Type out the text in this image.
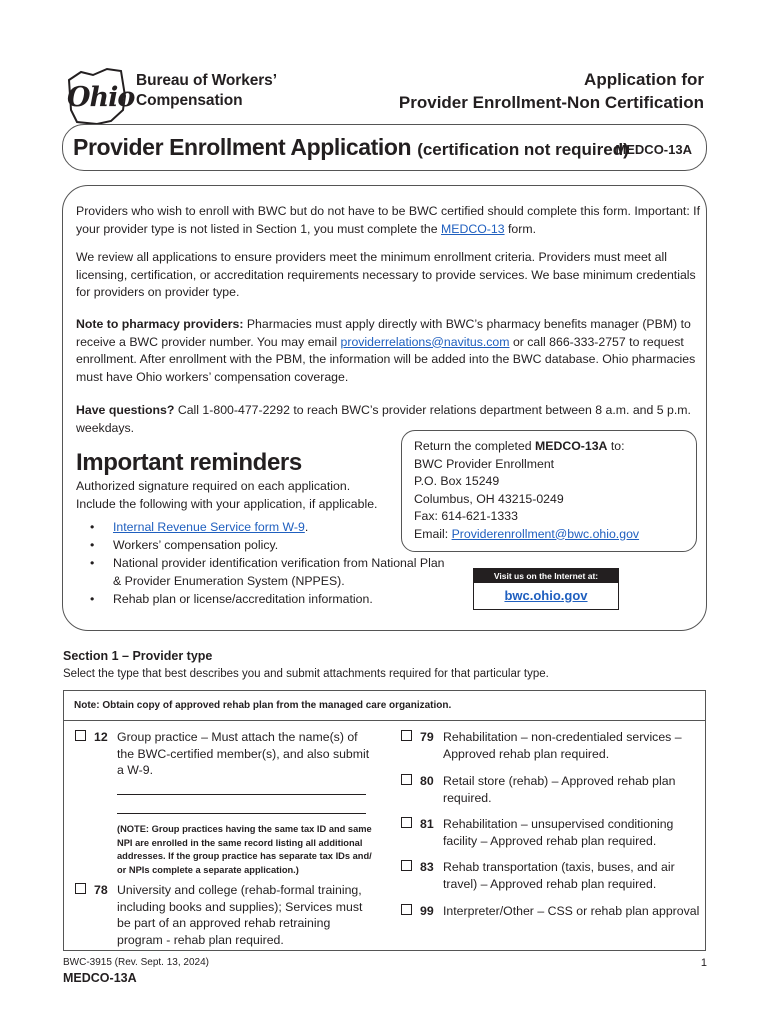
Ohio
Bureau of Workers’
Compensation
Application for
Provider Enrollment-Non Certification
Provider Enrollment Application (certification not required)
MEDCO-13A
Providers who wish to enroll with BWC but do not have to be BWC certified should complete this form. Important: If your provider type is not listed in Section 1, you must complete the MEDCO-13 form.
We review all applications to ensure providers meet the minimum enrollment criteria. Providers must meet all licensing, certification, or accreditation requirements necessary to provide services. We base minimum credentials for providers on provider type.
Note to pharmacy providers: Pharmacies must apply directly with BWC’s pharmacy benefits manager (PBM) to receive a BWC provider number. You may email providerrelations@navitus.com or call 866-333-2757 to request enrollment. After enrollment with the PBM, the information will be added into the BWC database. Ohio pharmacies must have Ohio workers’ compensation coverage.
Have questions? Call 1-800-477-2292 to reach BWC’s provider relations department between 8 a.m. and 5 p.m. weekdays.
Important reminders
Authorized signature required on each application.
Include the following with your application, if applicable.
• Internal Revenue Service form W-9.
• Workers’ compensation policy.
• National provider identification verification from National Plan & Provider Enumeration System (NPPES).
• Rehab plan or license/accreditation information.
Return the completed MEDCO-13A to:
BWC Provider Enrollment
P.O. Box 15249
Columbus, OH 43215-0249
Fax: 614-621-1333
Email: Providerenrollment@bwc.ohio.gov
Visit us on the Internet at:
bwc.ohio.gov
Section 1 – Provider type
Select the type that best describes you and submit attachments required for that particular type.
Note: Obtain copy of approved rehab plan from the managed care organization.
12 Group practice – Must attach the name(s) of the BWC-certified member(s), and also submit a W-9.
(NOTE: Group practices having the same tax ID and same NPI are enrolled in the same record listing all additional addresses. If the group practice has separate tax IDs and/ or NPIs complete a separate application.)
78 University and college (rehab-formal training, including books and supplies); Services must be part of an approved rehab retraining program - rehab plan required.
79 Rehabilitation – non-credentialed services – Approved rehab plan required.
80 Retail store (rehab) – Approved rehab plan required.
81 Rehabilitation – unsupervised conditioning facility – Approved rehab plan required.
83 Rehab transportation (taxis, buses, and air travel) – Approved rehab plan required.
99 Interpreter/Other – CSS or rehab plan approval
BWC-3915 (Rev. Sept. 13, 2024)
MEDCO-13A
1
+++
→ TASK REQUIREMENTS
Copy the data word for word. Pictures do not go in the copy.

→ FULL OUTPUT
Type out the text in this image.
Ohio
Bureau of Workers’
Compensation
Application for
Provider Enrollment-Non Certification
Provider Enrollment Application (certification not required)
MEDCO-13A
Providers who wish to enroll with BWC but do not have to be BWC certified should complete this form. Important: If your provider type is not listed in Section 1, you must complete the MEDCO-13 form.
We review all applications to ensure providers meet the minimum enrollment criteria. Providers must meet all licensing, certification, or accreditation requirements necessary to provide services. We base minimum credentials for providers on provider type.
Note to pharmacy providers: Pharmacies must apply directly with BWC’s pharmacy benefits manager (PBM) to receive a BWC provider number. You may email providerrelations@navitus.com or call 866-333-2757 to request enrollment. After enrollment with the PBM, the information will be added into the BWC database. Ohio pharmacies must have Ohio workers’ compensation coverage.
Have questions? Call 1-800-477-2292 to reach BWC’s provider relations department between 8 a.m. and 5 p.m. weekdays.
Important reminders
Authorized signature required on each application.
Include the following with your application, if applicable.
• Internal Revenue Service form W-9.
• Workers’ compensation policy.
• National provider identification verification from National Plan & Provider Enumeration System (NPPES).
• Rehab plan or license/accreditation information.
Return the completed MEDCO-13A to:
BWC Provider Enrollment
P.O. Box 15249
Columbus, OH 43215-0249
Fax: 614-621-1333
Email: Providerenrollment@bwc.ohio.gov
Visit us on the Internet at:
bwc.ohio.gov
Section 1 – Provider type
Select the type that best describes you and submit attachments required for that particular type.
Note: Obtain copy of approved rehab plan from the managed care organization.
12 Group practice – Must attach the name(s) of the BWC-certified member(s), and also submit a W-9.
(NOTE: Group practices having the same tax ID and same NPI are enrolled in the same record listing all additional addresses. If the group practice has separate tax IDs and/ or NPIs complete a separate application.)
78 University and college (rehab-formal training, including books and supplies); Services must be part of an approved rehab retraining program - rehab plan required.
79 Rehabilitation – non-credentialed services – Approved rehab plan required.
80 Retail store (rehab) – Approved rehab plan required.
81 Rehabilitation – unsupervised conditioning facility – Approved rehab plan required.
83 Rehab transportation (taxis, buses, and air travel) – Approved rehab plan required.
99 Interpreter/Other – CSS or rehab plan approval
BWC-3915 (Rev. Sept. 13, 2024)
MEDCO-13A
1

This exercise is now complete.